■ SET PROBLEM
Count the lines below that contain the word "this". Give only the number.

= = = =

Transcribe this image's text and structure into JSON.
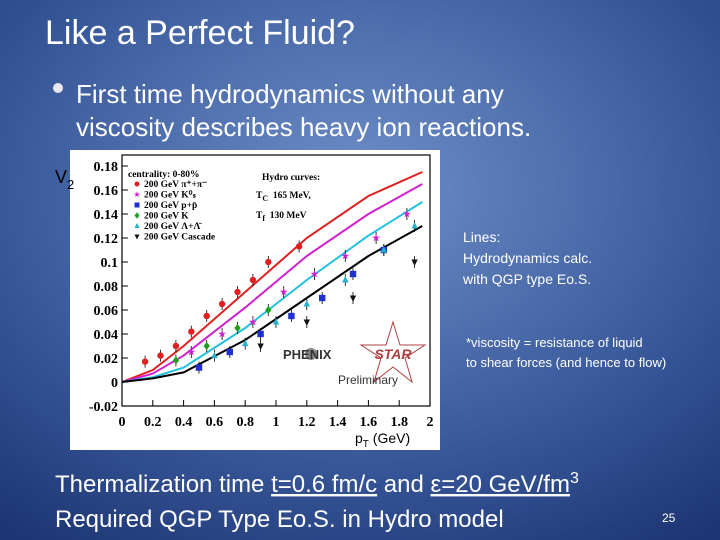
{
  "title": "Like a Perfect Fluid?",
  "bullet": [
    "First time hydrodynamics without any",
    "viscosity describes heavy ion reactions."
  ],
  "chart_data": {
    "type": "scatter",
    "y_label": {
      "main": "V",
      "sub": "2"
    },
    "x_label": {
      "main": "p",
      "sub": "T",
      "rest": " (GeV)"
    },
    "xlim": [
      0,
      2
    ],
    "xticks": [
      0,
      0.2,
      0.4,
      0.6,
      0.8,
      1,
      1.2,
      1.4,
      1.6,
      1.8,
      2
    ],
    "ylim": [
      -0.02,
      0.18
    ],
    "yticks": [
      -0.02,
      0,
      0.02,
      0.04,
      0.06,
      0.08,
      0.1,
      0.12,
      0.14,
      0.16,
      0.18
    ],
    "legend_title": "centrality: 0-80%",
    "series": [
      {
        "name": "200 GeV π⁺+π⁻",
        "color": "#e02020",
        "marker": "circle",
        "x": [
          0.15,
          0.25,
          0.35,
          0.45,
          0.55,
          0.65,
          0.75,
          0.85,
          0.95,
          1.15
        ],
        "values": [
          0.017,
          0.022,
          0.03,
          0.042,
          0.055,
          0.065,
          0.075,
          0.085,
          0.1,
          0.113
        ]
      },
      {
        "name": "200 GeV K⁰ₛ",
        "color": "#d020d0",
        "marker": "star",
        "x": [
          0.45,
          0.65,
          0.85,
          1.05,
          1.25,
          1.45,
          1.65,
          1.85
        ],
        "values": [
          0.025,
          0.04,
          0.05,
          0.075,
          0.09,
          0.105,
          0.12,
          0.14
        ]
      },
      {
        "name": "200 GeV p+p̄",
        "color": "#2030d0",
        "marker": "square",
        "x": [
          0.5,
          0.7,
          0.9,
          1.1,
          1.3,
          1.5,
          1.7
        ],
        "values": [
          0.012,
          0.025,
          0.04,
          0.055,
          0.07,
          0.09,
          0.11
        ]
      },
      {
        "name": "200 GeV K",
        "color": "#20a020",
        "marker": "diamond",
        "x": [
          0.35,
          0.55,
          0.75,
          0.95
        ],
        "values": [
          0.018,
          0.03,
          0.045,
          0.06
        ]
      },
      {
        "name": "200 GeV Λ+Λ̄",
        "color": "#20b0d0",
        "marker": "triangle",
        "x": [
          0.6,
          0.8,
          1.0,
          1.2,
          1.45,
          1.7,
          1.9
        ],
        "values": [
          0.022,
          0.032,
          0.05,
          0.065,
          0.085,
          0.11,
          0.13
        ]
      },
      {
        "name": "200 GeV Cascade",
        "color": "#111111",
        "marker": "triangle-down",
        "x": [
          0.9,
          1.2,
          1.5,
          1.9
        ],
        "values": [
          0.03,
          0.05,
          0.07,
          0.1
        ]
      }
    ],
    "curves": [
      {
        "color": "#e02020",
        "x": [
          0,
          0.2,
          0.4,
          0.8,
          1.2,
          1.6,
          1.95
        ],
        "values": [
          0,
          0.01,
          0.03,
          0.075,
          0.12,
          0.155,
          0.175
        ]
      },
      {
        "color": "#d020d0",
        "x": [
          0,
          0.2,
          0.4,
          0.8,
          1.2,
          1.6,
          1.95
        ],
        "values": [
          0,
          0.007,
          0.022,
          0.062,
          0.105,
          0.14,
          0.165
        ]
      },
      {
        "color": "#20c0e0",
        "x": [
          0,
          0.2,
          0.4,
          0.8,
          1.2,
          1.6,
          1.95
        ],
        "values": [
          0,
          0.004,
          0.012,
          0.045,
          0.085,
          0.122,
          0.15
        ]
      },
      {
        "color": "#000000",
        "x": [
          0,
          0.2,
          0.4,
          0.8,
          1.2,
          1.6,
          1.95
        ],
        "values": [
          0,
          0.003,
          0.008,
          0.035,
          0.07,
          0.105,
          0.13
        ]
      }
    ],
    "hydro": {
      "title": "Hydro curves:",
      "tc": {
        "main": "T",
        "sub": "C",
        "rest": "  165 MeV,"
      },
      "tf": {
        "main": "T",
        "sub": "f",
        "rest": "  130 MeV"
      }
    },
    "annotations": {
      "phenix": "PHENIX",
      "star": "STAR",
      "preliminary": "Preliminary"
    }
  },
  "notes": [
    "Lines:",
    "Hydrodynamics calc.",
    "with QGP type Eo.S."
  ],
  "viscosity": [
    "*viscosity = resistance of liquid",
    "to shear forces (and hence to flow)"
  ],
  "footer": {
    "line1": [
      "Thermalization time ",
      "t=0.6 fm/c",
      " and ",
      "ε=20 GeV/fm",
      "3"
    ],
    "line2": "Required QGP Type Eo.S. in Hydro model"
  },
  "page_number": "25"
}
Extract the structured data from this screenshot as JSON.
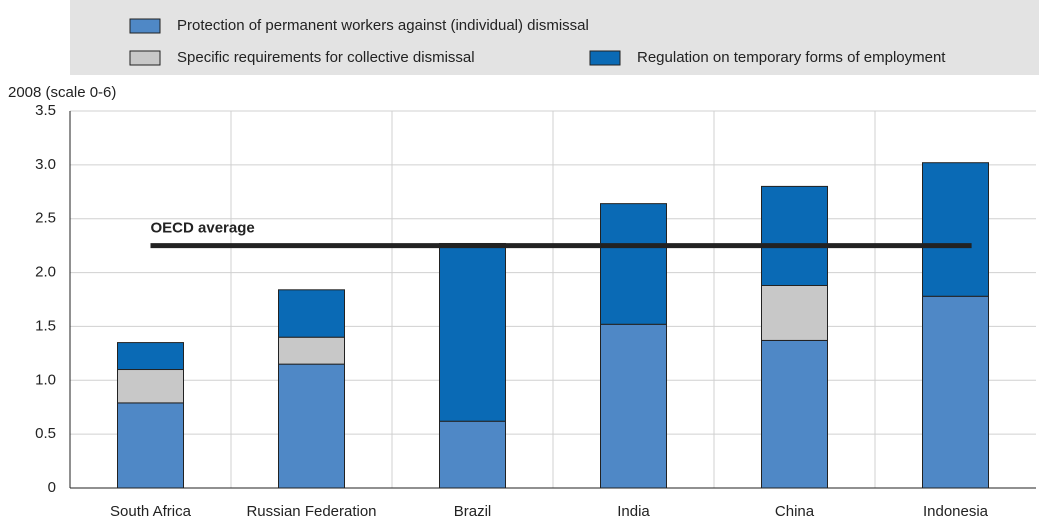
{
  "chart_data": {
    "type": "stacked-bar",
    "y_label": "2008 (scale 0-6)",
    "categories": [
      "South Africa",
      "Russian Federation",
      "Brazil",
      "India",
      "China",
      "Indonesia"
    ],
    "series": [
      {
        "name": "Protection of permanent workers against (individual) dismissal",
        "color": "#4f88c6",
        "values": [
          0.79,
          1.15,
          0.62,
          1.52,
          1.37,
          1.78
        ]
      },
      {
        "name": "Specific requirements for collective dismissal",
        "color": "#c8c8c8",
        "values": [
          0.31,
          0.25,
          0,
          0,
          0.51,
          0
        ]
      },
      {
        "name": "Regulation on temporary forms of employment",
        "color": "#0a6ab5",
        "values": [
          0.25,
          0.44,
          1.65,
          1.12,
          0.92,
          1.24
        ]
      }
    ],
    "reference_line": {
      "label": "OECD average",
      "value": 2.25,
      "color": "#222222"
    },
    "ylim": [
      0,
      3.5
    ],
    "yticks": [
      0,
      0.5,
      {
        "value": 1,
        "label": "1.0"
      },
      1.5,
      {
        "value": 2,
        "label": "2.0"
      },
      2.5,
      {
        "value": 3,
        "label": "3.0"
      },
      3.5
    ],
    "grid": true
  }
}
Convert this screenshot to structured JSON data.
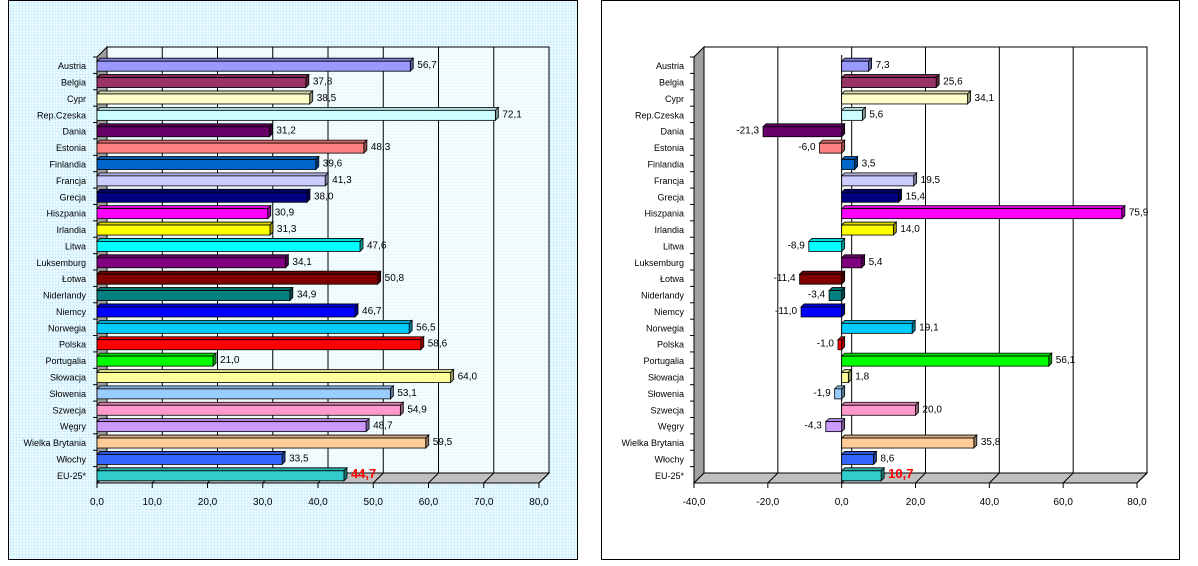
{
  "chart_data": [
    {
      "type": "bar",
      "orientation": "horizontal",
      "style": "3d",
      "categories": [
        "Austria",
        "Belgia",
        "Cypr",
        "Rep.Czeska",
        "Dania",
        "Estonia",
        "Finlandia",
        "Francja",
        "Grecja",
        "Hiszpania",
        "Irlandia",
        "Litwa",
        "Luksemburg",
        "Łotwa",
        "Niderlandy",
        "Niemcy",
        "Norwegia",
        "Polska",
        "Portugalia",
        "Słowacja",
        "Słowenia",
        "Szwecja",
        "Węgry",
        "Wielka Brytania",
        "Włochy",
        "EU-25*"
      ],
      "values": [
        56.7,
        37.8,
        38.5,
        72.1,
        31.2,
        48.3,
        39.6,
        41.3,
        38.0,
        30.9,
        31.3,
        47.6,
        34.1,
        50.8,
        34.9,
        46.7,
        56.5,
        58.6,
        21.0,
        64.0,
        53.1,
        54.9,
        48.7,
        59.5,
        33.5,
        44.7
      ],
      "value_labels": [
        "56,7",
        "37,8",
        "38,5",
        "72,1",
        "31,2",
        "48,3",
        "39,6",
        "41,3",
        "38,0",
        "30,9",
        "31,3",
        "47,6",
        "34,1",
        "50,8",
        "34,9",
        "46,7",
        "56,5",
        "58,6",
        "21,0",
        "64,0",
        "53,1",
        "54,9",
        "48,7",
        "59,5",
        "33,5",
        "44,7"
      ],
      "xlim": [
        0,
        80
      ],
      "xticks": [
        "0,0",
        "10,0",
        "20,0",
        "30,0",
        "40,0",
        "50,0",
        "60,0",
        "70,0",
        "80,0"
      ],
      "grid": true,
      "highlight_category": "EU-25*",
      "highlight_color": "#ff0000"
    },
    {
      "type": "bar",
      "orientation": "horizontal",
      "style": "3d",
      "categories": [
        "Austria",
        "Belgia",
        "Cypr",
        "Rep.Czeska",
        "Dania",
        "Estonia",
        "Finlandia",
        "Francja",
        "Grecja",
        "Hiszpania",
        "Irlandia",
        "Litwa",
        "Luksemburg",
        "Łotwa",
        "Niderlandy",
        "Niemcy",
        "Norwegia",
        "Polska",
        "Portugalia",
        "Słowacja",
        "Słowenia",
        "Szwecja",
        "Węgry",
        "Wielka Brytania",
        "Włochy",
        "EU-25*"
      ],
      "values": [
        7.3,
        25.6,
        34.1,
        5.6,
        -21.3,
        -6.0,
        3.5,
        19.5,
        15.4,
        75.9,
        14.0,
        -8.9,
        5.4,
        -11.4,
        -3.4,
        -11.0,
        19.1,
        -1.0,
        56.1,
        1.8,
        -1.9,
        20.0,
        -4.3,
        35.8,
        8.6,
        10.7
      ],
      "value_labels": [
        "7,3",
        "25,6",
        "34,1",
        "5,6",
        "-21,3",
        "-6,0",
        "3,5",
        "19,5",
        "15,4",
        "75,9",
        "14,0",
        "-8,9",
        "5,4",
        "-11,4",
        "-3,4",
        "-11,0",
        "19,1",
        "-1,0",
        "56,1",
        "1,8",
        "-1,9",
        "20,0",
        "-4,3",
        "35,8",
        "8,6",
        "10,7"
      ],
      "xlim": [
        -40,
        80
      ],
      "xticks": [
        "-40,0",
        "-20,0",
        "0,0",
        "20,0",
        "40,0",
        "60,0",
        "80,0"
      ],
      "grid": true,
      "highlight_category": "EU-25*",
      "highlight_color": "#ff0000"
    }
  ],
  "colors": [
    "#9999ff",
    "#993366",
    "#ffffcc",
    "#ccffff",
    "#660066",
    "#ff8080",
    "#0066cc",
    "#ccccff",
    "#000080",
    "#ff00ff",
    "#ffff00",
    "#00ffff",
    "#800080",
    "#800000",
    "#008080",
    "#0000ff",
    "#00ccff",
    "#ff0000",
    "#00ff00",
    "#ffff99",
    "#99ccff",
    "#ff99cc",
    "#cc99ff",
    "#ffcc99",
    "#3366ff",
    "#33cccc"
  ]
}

= = = =

■ WRITTEN ANSWER
3